### [EXERCISE]
You are to retype all of the data exactly as it appears.
# # # # #
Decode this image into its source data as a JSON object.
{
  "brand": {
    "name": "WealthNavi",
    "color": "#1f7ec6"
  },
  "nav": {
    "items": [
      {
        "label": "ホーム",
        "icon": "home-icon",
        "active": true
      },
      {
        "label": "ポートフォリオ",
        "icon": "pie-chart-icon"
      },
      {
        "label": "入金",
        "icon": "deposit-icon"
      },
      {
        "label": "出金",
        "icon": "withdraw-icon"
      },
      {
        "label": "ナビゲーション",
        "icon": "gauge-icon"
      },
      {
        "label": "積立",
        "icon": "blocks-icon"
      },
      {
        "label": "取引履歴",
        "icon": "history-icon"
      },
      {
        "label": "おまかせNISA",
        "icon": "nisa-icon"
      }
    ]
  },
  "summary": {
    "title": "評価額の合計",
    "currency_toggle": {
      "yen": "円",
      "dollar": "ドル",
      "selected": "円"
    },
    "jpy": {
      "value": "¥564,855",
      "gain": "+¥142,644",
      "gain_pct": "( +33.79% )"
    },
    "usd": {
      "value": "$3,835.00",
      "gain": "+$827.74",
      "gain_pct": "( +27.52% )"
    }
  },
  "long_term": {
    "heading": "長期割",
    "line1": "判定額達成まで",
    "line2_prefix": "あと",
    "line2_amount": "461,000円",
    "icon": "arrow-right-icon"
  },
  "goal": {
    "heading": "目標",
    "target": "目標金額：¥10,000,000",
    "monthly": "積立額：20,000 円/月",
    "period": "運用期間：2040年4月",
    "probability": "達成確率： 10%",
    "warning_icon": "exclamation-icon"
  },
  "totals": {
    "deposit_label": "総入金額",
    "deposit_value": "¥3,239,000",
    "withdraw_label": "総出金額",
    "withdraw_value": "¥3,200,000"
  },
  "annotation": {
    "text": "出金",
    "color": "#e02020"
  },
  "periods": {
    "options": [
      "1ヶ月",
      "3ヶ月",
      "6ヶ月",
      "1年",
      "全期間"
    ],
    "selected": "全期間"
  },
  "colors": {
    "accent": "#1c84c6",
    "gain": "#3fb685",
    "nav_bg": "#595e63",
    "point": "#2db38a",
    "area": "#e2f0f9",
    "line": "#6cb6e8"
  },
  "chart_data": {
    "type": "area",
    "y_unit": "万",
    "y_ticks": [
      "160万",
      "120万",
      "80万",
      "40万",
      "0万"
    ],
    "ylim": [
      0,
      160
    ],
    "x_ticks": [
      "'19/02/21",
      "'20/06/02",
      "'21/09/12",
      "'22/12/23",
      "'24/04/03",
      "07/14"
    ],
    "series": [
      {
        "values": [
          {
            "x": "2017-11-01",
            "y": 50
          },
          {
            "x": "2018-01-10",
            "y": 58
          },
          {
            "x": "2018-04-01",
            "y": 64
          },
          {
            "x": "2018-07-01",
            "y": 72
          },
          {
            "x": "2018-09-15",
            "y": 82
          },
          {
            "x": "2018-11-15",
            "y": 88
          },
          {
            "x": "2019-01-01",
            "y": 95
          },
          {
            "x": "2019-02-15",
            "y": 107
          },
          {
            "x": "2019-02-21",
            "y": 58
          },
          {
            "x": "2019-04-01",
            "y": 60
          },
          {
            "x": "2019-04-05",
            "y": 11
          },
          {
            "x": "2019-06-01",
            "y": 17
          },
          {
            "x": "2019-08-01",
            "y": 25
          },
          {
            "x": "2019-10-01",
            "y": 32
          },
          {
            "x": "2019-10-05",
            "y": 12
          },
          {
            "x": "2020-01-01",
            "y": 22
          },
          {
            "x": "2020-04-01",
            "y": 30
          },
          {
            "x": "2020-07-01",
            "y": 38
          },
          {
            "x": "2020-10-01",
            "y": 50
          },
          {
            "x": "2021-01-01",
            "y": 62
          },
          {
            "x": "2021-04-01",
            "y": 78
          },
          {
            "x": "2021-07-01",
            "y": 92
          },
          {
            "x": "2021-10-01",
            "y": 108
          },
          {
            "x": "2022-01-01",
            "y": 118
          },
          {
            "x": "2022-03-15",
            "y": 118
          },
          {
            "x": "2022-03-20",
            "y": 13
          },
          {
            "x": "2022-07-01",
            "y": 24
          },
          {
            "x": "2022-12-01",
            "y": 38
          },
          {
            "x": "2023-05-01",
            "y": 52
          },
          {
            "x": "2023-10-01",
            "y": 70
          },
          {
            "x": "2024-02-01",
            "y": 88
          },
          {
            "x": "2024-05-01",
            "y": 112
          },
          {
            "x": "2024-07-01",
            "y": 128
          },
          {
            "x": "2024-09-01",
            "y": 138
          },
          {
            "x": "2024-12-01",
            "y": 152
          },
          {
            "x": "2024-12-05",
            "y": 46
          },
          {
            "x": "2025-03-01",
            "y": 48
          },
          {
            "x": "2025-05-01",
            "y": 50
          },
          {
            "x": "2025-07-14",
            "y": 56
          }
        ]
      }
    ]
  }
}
# # # # #
### [THE ANSWER]
Decode this image into its source data as a JSON object.
{
  "brand": {
    "name": "WealthNavi",
    "color": "#1f7ec6"
  },
  "nav": {
    "items": [
      {
        "label": "ホーム",
        "icon": "home-icon",
        "active": true
      },
      {
        "label": "ポートフォリオ",
        "icon": "pie-chart-icon"
      },
      {
        "label": "入金",
        "icon": "deposit-icon"
      },
      {
        "label": "出金",
        "icon": "withdraw-icon"
      },
      {
        "label": "ナビゲーション",
        "icon": "gauge-icon"
      },
      {
        "label": "積立",
        "icon": "blocks-icon"
      },
      {
        "label": "取引履歴",
        "icon": "history-icon"
      },
      {
        "label": "おまかせNISA",
        "icon": "nisa-icon"
      }
    ]
  },
  "summary": {
    "title": "評価額の合計",
    "currency_toggle": {
      "yen": "円",
      "dollar": "ドル",
      "selected": "円"
    },
    "jpy": {
      "value": "¥564,855",
      "gain": "+¥142,644",
      "gain_pct": "( +33.79% )"
    },
    "usd": {
      "value": "$3,835.00",
      "gain": "+$827.74",
      "gain_pct": "( +27.52% )"
    }
  },
  "long_term": {
    "heading": "長期割",
    "line1": "判定額達成まで",
    "line2_prefix": "あと",
    "line2_amount": "461,000円",
    "icon": "arrow-right-icon"
  },
  "goal": {
    "heading": "目標",
    "target": "目標金額：¥10,000,000",
    "monthly": "積立額：20,000 円/月",
    "period": "運用期間：2040年4月",
    "probability": "達成確率： 10%",
    "warning_icon": "exclamation-icon"
  },
  "totals": {
    "deposit_label": "総入金額",
    "deposit_value": "¥3,239,000",
    "withdraw_label": "総出金額",
    "withdraw_value": "¥3,200,000"
  },
  "annotation": {
    "text": "出金",
    "color": "#e02020"
  },
  "periods": {
    "options": [
      "1ヶ月",
      "3ヶ月",
      "6ヶ月",
      "1年",
      "全期間"
    ],
    "selected": "全期間"
  },
  "colors": {
    "accent": "#1c84c6",
    "gain": "#3fb685",
    "nav_bg": "#595e63",
    "point": "#2db38a",
    "area": "#e2f0f9",
    "line": "#6cb6e8"
  },
  "chart_data": {
    "type": "area",
    "y_unit": "万",
    "y_ticks": [
      "160万",
      "120万",
      "80万",
      "40万",
      "0万"
    ],
    "ylim": [
      0,
      160
    ],
    "x_ticks": [
      "'19/02/21",
      "'20/06/02",
      "'21/09/12",
      "'22/12/23",
      "'24/04/03",
      "07/14"
    ],
    "series": [
      {
        "values": [
          {
            "x": "2017-11-01",
            "y": 50
          },
          {
            "x": "2018-01-10",
            "y": 58
          },
          {
            "x": "2018-04-01",
            "y": 64
          },
          {
            "x": "2018-07-01",
            "y": 72
          },
          {
            "x": "2018-09-15",
            "y": 82
          },
          {
            "x": "2018-11-15",
            "y": 88
          },
          {
            "x": "2019-01-01",
            "y": 95
          },
          {
            "x": "2019-02-15",
            "y": 107
          },
          {
            "x": "2019-02-21",
            "y": 58
          },
          {
            "x": "2019-04-01",
            "y": 60
          },
          {
            "x": "2019-04-05",
            "y": 11
          },
          {
            "x": "2019-06-01",
            "y": 17
          },
          {
            "x": "2019-08-01",
            "y": 25
          },
          {
            "x": "2019-10-01",
            "y": 32
          },
          {
            "x": "2019-10-05",
            "y": 12
          },
          {
            "x": "2020-01-01",
            "y": 22
          },
          {
            "x": "2020-04-01",
            "y": 30
          },
          {
            "x": "2020-07-01",
            "y": 38
          },
          {
            "x": "2020-10-01",
            "y": 50
          },
          {
            "x": "2021-01-01",
            "y": 62
          },
          {
            "x": "2021-04-01",
            "y": 78
          },
          {
            "x": "2021-07-01",
            "y": 92
          },
          {
            "x": "2021-10-01",
            "y": 108
          },
          {
            "x": "2022-01-01",
            "y": 118
          },
          {
            "x": "2022-03-15",
            "y": 118
          },
          {
            "x": "2022-03-20",
            "y": 13
          },
          {
            "x": "2022-07-01",
            "y": 24
          },
          {
            "x": "2022-12-01",
            "y": 38
          },
          {
            "x": "2023-05-01",
            "y": 52
          },
          {
            "x": "2023-10-01",
            "y": 70
          },
          {
            "x": "2024-02-01",
            "y": 88
          },
          {
            "x": "2024-05-01",
            "y": 112
          },
          {
            "x": "2024-07-01",
            "y": 128
          },
          {
            "x": "2024-09-01",
            "y": 138
          },
          {
            "x": "2024-12-01",
            "y": 152
          },
          {
            "x": "2024-12-05",
            "y": 46
          },
          {
            "x": "2025-03-01",
            "y": 48
          },
          {
            "x": "2025-05-01",
            "y": 50
          },
          {
            "x": "2025-07-14",
            "y": 56
          }
        ]
      }
    ]
  }
}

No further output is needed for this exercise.